> **Problem description**: Copy out all the records exactly.

--- The input ---

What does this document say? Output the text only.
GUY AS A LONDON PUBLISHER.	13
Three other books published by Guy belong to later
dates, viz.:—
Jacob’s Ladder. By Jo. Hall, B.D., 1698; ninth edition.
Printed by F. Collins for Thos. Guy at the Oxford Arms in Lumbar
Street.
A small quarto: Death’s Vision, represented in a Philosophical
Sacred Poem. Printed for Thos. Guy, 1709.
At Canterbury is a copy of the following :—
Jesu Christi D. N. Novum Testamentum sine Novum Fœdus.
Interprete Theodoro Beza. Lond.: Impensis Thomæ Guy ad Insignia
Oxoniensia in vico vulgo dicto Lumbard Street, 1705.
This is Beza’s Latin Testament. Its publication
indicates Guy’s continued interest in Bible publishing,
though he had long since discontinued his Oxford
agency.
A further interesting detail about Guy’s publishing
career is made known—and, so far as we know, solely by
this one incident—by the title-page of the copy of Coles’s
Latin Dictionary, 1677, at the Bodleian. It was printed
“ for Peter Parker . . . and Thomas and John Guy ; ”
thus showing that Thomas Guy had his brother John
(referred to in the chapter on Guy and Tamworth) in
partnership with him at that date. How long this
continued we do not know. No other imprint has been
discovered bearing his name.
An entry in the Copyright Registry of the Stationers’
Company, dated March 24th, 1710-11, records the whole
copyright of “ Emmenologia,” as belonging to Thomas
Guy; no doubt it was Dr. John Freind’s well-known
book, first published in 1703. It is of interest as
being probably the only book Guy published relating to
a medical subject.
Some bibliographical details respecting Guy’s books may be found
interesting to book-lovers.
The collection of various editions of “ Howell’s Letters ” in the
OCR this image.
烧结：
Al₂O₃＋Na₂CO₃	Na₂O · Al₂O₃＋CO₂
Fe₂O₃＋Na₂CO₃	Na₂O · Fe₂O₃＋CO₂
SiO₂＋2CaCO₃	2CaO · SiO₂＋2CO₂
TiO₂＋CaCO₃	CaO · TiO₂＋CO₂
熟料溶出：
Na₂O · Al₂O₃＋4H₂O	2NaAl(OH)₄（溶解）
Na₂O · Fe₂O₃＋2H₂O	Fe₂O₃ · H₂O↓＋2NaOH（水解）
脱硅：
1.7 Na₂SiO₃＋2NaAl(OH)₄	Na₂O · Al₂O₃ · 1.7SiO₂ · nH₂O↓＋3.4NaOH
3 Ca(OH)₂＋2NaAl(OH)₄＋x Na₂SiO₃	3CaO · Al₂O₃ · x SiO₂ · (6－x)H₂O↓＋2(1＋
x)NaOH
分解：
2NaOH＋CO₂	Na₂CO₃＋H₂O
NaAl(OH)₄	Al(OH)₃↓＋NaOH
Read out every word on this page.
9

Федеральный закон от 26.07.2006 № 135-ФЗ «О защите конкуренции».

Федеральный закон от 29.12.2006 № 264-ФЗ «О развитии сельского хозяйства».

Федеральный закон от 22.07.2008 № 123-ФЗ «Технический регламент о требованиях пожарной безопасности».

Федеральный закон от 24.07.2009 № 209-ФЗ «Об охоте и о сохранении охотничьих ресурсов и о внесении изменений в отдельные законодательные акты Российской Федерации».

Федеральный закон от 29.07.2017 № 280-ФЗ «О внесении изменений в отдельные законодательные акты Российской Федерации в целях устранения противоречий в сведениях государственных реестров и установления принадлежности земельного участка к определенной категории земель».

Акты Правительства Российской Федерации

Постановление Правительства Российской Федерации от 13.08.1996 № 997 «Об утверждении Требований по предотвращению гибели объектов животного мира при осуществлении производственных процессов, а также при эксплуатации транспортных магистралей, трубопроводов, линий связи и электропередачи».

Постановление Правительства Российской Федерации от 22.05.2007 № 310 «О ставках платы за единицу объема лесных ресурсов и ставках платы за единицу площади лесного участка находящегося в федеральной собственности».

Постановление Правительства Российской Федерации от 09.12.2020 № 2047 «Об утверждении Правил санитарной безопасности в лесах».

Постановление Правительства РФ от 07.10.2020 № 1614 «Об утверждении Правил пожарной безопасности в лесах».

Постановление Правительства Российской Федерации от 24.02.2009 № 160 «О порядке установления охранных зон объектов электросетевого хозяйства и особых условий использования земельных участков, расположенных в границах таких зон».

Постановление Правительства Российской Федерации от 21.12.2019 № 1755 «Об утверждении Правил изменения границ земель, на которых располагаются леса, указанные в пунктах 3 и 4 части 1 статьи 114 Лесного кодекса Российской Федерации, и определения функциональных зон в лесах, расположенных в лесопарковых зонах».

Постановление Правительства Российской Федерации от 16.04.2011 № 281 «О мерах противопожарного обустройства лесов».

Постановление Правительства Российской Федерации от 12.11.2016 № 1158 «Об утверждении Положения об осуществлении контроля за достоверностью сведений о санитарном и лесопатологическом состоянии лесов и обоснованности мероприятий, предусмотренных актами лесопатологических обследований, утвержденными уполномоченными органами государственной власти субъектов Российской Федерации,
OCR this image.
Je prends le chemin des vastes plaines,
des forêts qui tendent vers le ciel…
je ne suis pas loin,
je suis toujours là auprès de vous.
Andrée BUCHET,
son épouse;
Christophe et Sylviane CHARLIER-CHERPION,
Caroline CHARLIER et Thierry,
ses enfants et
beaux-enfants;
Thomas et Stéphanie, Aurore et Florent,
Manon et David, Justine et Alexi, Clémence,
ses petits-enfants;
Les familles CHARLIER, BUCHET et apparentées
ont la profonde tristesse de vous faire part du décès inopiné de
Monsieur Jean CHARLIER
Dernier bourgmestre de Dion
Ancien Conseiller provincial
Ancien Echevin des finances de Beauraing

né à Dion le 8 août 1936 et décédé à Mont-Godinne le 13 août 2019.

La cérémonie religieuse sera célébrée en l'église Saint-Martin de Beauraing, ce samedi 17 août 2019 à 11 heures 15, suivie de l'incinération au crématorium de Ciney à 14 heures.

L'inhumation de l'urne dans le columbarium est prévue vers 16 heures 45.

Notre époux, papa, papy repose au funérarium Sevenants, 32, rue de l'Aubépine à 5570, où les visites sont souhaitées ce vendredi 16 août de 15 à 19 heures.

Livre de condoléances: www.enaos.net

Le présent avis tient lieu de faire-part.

---

> **Result**:
What does this document say? Output the text only.
GUY AS A LONDON PUBLISHER.	13
Three other books published by Guy belong to later
dates, viz.:—
Jacob’s Ladder. By Jo. Hall, B.D., 1698; ninth edition.
Printed by F. Collins for Thos. Guy at the Oxford Arms in Lumbar
Street.
A small quarto: Death’s Vision, represented in a Philosophical
Sacred Poem. Printed for Thos. Guy, 1709.
At Canterbury is a copy of the following :—
Jesu Christi D. N. Novum Testamentum sine Novum Fœdus.
Interprete Theodoro Beza. Lond.: Impensis Thomæ Guy ad Insignia
Oxoniensia in vico vulgo dicto Lumbard Street, 1705.
This is Beza’s Latin Testament. Its publication
indicates Guy’s continued interest in Bible publishing,
though he had long since discontinued his Oxford
agency.
A further interesting detail about Guy’s publishing
career is made known—and, so far as we know, solely by
this one incident—by the title-page of the copy of Coles’s
Latin Dictionary, 1677, at the Bodleian. It was printed
“ for Peter Parker . . . and Thomas and John Guy ; ”
thus showing that Thomas Guy had his brother John
(referred to in the chapter on Guy and Tamworth) in
partnership with him at that date. How long this
continued we do not know. No other imprint has been
discovered bearing his name.
An entry in the Copyright Registry of the Stationers’
Company, dated March 24th, 1710-11, records the whole
copyright of “ Emmenologia,” as belonging to Thomas
Guy; no doubt it was Dr. John Freind’s well-known
book, first published in 1703. It is of interest as
being probably the only book Guy published relating to
a medical subject.
Some bibliographical details respecting Guy’s books may be found
interesting to book-lovers.
The collection of various editions of “ Howell’s Letters ” in the
OCR this image.
烧结：
Al₂O₃＋Na₂CO₃	Na₂O · Al₂O₃＋CO₂
Fe₂O₃＋Na₂CO₃	Na₂O · Fe₂O₃＋CO₂
SiO₂＋2CaCO₃	2CaO · SiO₂＋2CO₂
TiO₂＋CaCO₃	CaO · TiO₂＋CO₂
熟料溶出：
Na₂O · Al₂O₃＋4H₂O	2NaAl(OH)₄（溶解）
Na₂O · Fe₂O₃＋2H₂O	Fe₂O₃ · H₂O↓＋2NaOH（水解）
脱硅：
1.7 Na₂SiO₃＋2NaAl(OH)₄	Na₂O · Al₂O₃ · 1.7SiO₂ · nH₂O↓＋3.4NaOH
3 Ca(OH)₂＋2NaAl(OH)₄＋x Na₂SiO₃	3CaO · Al₂O₃ · x SiO₂ · (6－x)H₂O↓＋2(1＋
x)NaOH
分解：
2NaOH＋CO₂	Na₂CO₃＋H₂O
NaAl(OH)₄	Al(OH)₃↓＋NaOH
Read out every word on this page.
9

Федеральный закон от 26.07.2006 № 135-ФЗ «О защите конкуренции».

Федеральный закон от 29.12.2006 № 264-ФЗ «О развитии сельского хозяйства».

Федеральный закон от 22.07.2008 № 123-ФЗ «Технический регламент о требованиях пожарной безопасности».

Федеральный закон от 24.07.2009 № 209-ФЗ «Об охоте и о сохранении охотничьих ресурсов и о внесении изменений в отдельные законодательные акты Российской Федерации».

Федеральный закон от 29.07.2017 № 280-ФЗ «О внесении изменений в отдельные законодательные акты Российской Федерации в целях устранения противоречий в сведениях государственных реестров и установления принадлежности земельного участка к определенной категории земель».

Акты Правительства Российской Федерации

Постановление Правительства Российской Федерации от 13.08.1996 № 997 «Об утверждении Требований по предотвращению гибели объектов животного мира при осуществлении производственных процессов, а также при эксплуатации транспортных магистралей, трубопроводов, линий связи и электропередачи».

Постановление Правительства Российской Федерации от 22.05.2007 № 310 «О ставках платы за единицу объема лесных ресурсов и ставках платы за единицу площади лесного участка находящегося в федеральной собственности».

Постановление Правительства Российской Федерации от 09.12.2020 № 2047 «Об утверждении Правил санитарной безопасности в лесах».

Постановление Правительства РФ от 07.10.2020 № 1614 «Об утверждении Правил пожарной безопасности в лесах».

Постановление Правительства Российской Федерации от 24.02.2009 № 160 «О порядке установления охранных зон объектов электросетевого хозяйства и особых условий использования земельных участков, расположенных в границах таких зон».

Постановление Правительства Российской Федерации от 21.12.2019 № 1755 «Об утверждении Правил изменения границ земель, на которых располагаются леса, указанные в пунктах 3 и 4 части 1 статьи 114 Лесного кодекса Российской Федерации, и определения функциональных зон в лесах, расположенных в лесопарковых зонах».

Постановление Правительства Российской Федерации от 16.04.2011 № 281 «О мерах противопожарного обустройства лесов».

Постановление Правительства Российской Федерации от 12.11.2016 № 1158 «Об утверждении Положения об осуществлении контроля за достоверностью сведений о санитарном и лесопатологическом состоянии лесов и обоснованности мероприятий, предусмотренных актами лесопатологических обследований, утвержденными уполномоченными органами государственной власти субъектов Российской Федерации,
OCR this image.
Je prends le chemin des vastes plaines,
des forêts qui tendent vers le ciel…
je ne suis pas loin,
je suis toujours là auprès de vous.
Andrée BUCHET,
son épouse;
Christophe et Sylviane CHARLIER-CHERPION,
Caroline CHARLIER et Thierry,
ses enfants et
beaux-enfants;
Thomas et Stéphanie, Aurore et Florent,
Manon et David, Justine et Alexi, Clémence,
ses petits-enfants;
Les familles CHARLIER, BUCHET et apparentées
ont la profonde tristesse de vous faire part du décès inopiné de
Monsieur Jean CHARLIER
Dernier bourgmestre de Dion
Ancien Conseiller provincial
Ancien Echevin des finances de Beauraing

né à Dion le 8 août 1936 et décédé à Mont-Godinne le 13 août 2019.

La cérémonie religieuse sera célébrée en l'église Saint-Martin de Beauraing, ce samedi 17 août 2019 à 11 heures 15, suivie de l'incinération au crématorium de Ciney à 14 heures.

L'inhumation de l'urne dans le columbarium est prévue vers 16 heures 45.

Notre époux, papa, papy repose au funérarium Sevenants, 32, rue de l'Aubépine à 5570, où les visites sont souhaitées ce vendredi 16 août de 15 à 19 heures.

Livre de condoléances: www.enaos.net

Le présent avis tient lieu de faire-part.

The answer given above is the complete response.